* **WHAT IS NEEDED**
Take every line from the listing below that contains "ينقطع".

Start of RECORDED DATA

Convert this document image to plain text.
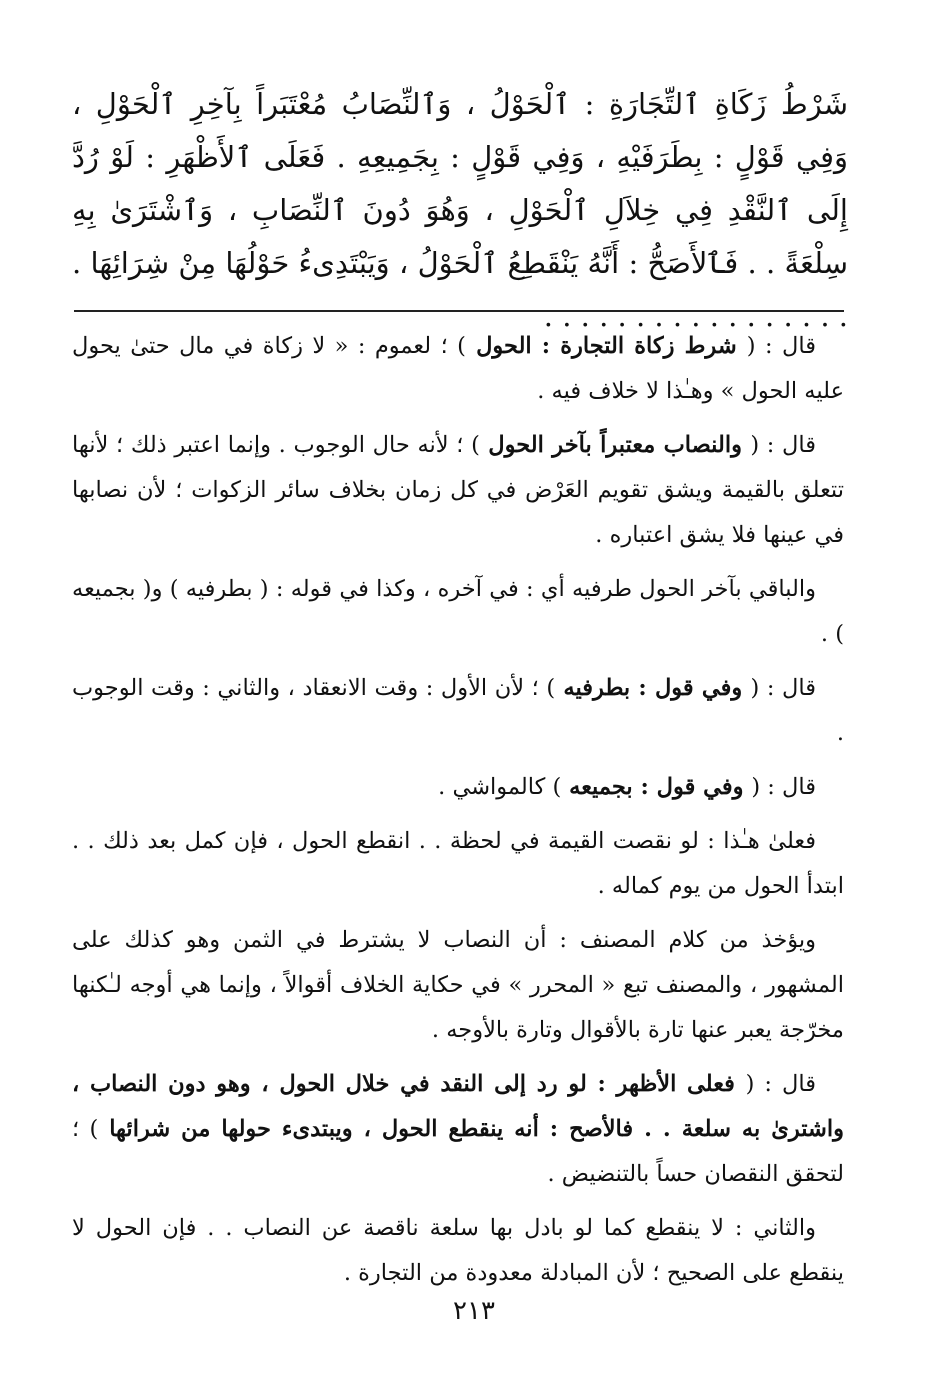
شَرْطُ زَكَاةِ ٱلتِّجَارَةِ : ٱلْحَوْلُ ، وَٱلنِّصَابُ مُعْتَبَراً بِآخِرِ ٱلْحَوْلِ ، وَفِي قَوْلٍ : بِطَرَفَيْهِ ، وَفِي قَوْلٍ : بِجَمِيعِهِ . فَعَلَى ٱلأَظْهَرِ : لَوْ رُدَّ إِلَى ٱلنَّقْدِ فِي خِلاَلِ ٱلْحَوْلِ ، وَهُوَ دُونَ ٱلنِّصَابِ ، وَٱشْتَرَىٰ بِهِ سِلْعَةً . . فَٱلأَصَحُّ : أَنَّهُ يَنْقَطِعُ ٱلْحَوْلُ ، وَيَبْتَدِىءُ حَوْلُهَا مِنْ شِرَائِهَا . . . . . . . . . . . . . . . . . .

قال : ( شرط زكاة التجارة : الحول ) ؛ لعموم : « لا زكاة في مال حتىٰ يحول عليه الحول » وهـٰذا لا خلاف فيه .

قال : ( والنصاب معتبراً بآخر الحول ) ؛ لأنه حال الوجوب . وإنما اعتبر ذلك ؛ لأنها تتعلق بالقيمة ويشق تقويم العَرْض في كل زمان بخلاف سائر الزكوات ؛ لأن نصابها في عينها فلا يشق اعتباره .

والباقي بآخر الحول طرفيه أي : في آخره ، وكذا في قوله : ( بطرفيه ) و( بجميعه ) .

قال : ( وفي قول : بطرفيه ) ؛ لأن الأول : وقت الانعقاد ، والثاني : وقت الوجوب .

قال : ( وفي قول : بجميعه ) كالمواشي .

فعلىٰ هـٰذا : لو نقصت القيمة في لحظة . . انقطع الحول ، فإن كمل بعد ذلك . . ابتدأ الحول من يوم كماله .

ويؤخذ من كلام المصنف : أن النصاب لا يشترط في الثمن وهو كذلك على المشهور ، والمصنف تبع « المحرر » في حكاية الخلاف أقوالاً ، وإنما هي أوجه لـٰكنها مخرّجة يعبر عنها تارة بالأقوال وتارة بالأوجه .

قال : ( فعلى الأظهر : لو رد إلى النقد في خلال الحول ، وهو دون النصاب ، واشترىٰ به سلعة . . فالأصح : أنه ينقطع الحول ، ويبتدىء حولها من شرائها ) ؛ لتحقق النقصان حساً بالتنضيض .

والثاني : لا ينقطع كما لو بادل بها سلعة ناقصة عن النصاب . . فإن الحول لا ينقطع على الصحيح ؛ لأن المبادلة معدودة من التجارة .

٢١٣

End of RECORDED DATA

* **TASK SOLUTION**
قال : ( فعلى الأظهر : لو رد إلى النقد في خلال الحول ، وهو دون النصاب ، واشترىٰ به سلعة . . فالأصح : أنه ينقطع الحول ، ويبتدىء حولها من شرائها ) ؛ لتحقق النقصان حساً بالتنضيض .
والثاني : لا ينقطع كما لو بادل بها سلعة ناقصة عن النصاب . . فإن الحول لا ينقطع على الصحيح ؛ لأن المبادلة معدودة من التجارة .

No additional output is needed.